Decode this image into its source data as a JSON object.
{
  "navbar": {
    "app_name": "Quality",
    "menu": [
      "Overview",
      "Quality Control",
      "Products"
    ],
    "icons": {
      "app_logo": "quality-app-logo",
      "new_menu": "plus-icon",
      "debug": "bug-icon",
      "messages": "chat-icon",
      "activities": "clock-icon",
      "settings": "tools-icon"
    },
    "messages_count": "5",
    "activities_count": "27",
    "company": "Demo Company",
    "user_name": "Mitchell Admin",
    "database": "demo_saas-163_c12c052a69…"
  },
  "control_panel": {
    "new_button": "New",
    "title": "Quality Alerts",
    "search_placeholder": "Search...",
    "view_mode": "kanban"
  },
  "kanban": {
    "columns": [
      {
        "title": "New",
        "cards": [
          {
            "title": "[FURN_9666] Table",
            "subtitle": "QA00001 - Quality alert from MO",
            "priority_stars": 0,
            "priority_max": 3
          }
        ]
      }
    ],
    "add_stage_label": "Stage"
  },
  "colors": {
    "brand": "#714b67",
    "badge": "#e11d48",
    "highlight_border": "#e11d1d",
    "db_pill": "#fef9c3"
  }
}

[Requirement] Extract the complete listing verbatim.

[Task result]
Decode this image into its source data as a JSON object.
{
  "navbar": {
    "app_name": "Quality",
    "menu": [
      "Overview",
      "Quality Control",
      "Products"
    ],
    "icons": {
      "app_logo": "quality-app-logo",
      "new_menu": "plus-icon",
      "debug": "bug-icon",
      "messages": "chat-icon",
      "activities": "clock-icon",
      "settings": "tools-icon"
    },
    "messages_count": "5",
    "activities_count": "27",
    "company": "Demo Company",
    "user_name": "Mitchell Admin",
    "database": "demo_saas-163_c12c052a69…"
  },
  "control_panel": {
    "new_button": "New",
    "title": "Quality Alerts",
    "search_placeholder": "Search...",
    "view_mode": "kanban"
  },
  "kanban": {
    "columns": [
      {
        "title": "New",
        "cards": [
          {
            "title": "[FURN_9666] Table",
            "subtitle": "QA00001 - Quality alert from MO",
            "priority_stars": 0,
            "priority_max": 3
          }
        ]
      }
    ],
    "add_stage_label": "Stage"
  },
  "colors": {
    "brand": "#714b67",
    "badge": "#e11d48",
    "highlight_border": "#e11d1d",
    "db_pill": "#fef9c3"
  }
}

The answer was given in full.